'''

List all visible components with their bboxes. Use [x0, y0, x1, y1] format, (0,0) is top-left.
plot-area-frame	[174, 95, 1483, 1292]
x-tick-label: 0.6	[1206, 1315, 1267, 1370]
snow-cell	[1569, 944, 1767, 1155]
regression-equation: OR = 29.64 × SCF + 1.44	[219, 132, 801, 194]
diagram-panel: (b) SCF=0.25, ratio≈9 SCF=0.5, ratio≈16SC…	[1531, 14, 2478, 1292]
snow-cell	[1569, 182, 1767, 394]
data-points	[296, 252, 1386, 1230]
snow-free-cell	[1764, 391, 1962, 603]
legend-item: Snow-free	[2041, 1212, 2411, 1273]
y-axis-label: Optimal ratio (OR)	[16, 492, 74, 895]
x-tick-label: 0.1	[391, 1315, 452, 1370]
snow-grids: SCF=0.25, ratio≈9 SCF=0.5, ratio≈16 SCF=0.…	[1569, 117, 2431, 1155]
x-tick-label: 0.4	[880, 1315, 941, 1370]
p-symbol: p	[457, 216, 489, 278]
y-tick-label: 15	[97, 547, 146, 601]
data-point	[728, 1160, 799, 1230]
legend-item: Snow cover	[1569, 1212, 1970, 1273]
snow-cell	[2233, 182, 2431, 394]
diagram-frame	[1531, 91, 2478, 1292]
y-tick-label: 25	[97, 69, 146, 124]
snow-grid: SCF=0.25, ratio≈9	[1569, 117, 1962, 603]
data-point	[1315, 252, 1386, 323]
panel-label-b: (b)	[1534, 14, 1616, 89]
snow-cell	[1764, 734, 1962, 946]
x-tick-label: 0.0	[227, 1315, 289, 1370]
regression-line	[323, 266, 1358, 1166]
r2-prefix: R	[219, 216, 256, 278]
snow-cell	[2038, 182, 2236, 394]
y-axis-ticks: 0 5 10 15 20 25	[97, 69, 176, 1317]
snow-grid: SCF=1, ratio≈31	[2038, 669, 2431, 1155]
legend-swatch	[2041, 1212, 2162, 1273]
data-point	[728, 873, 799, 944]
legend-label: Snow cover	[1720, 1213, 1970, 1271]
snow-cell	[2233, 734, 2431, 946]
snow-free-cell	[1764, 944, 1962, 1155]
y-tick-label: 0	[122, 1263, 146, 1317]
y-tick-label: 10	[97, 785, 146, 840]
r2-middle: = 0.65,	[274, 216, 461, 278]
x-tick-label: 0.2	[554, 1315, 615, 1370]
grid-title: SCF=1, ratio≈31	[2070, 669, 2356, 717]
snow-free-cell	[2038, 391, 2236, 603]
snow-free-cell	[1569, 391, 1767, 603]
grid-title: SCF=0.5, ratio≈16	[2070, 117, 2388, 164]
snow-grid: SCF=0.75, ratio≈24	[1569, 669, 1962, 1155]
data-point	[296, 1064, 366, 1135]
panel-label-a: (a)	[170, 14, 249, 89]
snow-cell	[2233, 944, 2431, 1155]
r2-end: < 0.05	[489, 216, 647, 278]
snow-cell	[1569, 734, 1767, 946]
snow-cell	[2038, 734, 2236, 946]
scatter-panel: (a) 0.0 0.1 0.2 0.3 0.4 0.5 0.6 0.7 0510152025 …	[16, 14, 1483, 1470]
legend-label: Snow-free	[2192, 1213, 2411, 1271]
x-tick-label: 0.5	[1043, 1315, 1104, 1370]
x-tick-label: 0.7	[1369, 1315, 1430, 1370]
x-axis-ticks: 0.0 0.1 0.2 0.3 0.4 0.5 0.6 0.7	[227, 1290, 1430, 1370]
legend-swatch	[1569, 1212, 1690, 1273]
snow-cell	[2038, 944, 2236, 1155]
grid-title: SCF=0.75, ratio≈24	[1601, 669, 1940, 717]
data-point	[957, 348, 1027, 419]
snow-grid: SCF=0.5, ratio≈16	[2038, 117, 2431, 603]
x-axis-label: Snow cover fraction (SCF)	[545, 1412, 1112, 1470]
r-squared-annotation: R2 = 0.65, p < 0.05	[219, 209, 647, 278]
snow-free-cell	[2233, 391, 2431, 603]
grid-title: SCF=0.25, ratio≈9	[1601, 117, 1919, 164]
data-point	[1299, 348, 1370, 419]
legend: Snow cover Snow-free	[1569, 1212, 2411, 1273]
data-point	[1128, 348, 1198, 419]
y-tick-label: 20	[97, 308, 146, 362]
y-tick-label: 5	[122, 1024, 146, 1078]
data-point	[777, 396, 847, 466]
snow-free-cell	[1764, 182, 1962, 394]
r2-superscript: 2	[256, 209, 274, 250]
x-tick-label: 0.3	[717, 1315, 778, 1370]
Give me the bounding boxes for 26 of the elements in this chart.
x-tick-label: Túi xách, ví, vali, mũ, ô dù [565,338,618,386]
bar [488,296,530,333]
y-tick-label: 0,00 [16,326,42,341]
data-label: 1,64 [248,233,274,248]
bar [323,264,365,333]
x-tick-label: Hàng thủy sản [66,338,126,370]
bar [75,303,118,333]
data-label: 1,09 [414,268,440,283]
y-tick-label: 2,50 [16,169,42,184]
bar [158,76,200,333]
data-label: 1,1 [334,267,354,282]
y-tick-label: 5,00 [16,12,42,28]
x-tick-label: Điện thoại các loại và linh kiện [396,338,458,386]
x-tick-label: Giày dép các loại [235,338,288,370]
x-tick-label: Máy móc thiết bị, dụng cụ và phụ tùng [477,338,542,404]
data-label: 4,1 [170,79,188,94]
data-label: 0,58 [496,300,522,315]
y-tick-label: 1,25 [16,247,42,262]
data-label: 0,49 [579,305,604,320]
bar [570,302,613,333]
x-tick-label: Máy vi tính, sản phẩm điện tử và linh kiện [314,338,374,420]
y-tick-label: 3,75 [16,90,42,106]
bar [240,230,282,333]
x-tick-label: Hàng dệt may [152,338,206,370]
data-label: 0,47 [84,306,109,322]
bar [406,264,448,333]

'''

TASK PROMPT:
Reproduce the lines without any change, beginning with the first line and ending with the line that contains "669, 2431, 1155]".

COMPLETE RESPONSE:
List all visible components with their bboxes. Use [x0, y0, x1, y1] format, (0,0) is top-left.
plot-area-frame	[174, 95, 1483, 1292]
x-tick-label: 0.6	[1206, 1315, 1267, 1370]
snow-cell	[1569, 944, 1767, 1155]
regression-equation: OR = 29.64 × SCF + 1.44	[219, 132, 801, 194]
diagram-panel: (b) SCF=0.25, ratio≈9 SCF=0.5, ratio≈16SC…	[1531, 14, 2478, 1292]
snow-cell	[1569, 182, 1767, 394]
data-points	[296, 252, 1386, 1230]
snow-free-cell	[1764, 391, 1962, 603]
legend-item: Snow-free	[2041, 1212, 2411, 1273]
y-axis-label: Optimal ratio (OR)	[16, 492, 74, 895]
x-tick-label: 0.1	[391, 1315, 452, 1370]
snow-grids: SCF=0.25, ratio≈9 SCF=0.5, ratio≈16 SCF=0.…	[1569, 117, 2431, 1155]
x-tick-label: 0.4	[880, 1315, 941, 1370]
p-symbol: p	[457, 216, 489, 278]
y-tick-label: 15	[97, 547, 146, 601]
data-point	[728, 1160, 799, 1230]
legend-item: Snow cover	[1569, 1212, 1970, 1273]
snow-cell	[2233, 182, 2431, 394]
diagram-frame	[1531, 91, 2478, 1292]
y-tick-label: 25	[97, 69, 146, 124]
snow-grid: SCF=0.25, ratio≈9	[1569, 117, 1962, 603]
data-point	[1315, 252, 1386, 323]
panel-label-b: (b)	[1534, 14, 1616, 89]
snow-cell	[1764, 734, 1962, 946]
x-tick-label: 0.0	[227, 1315, 289, 1370]
regression-line	[323, 266, 1358, 1166]
r2-prefix: R	[219, 216, 256, 278]
snow-cell	[2038, 182, 2236, 394]
y-axis-ticks: 0 5 10 15 20 25	[97, 69, 176, 1317]
snow-grid: SCF=1, ratio≈31	[2038, 669, 2431, 1155]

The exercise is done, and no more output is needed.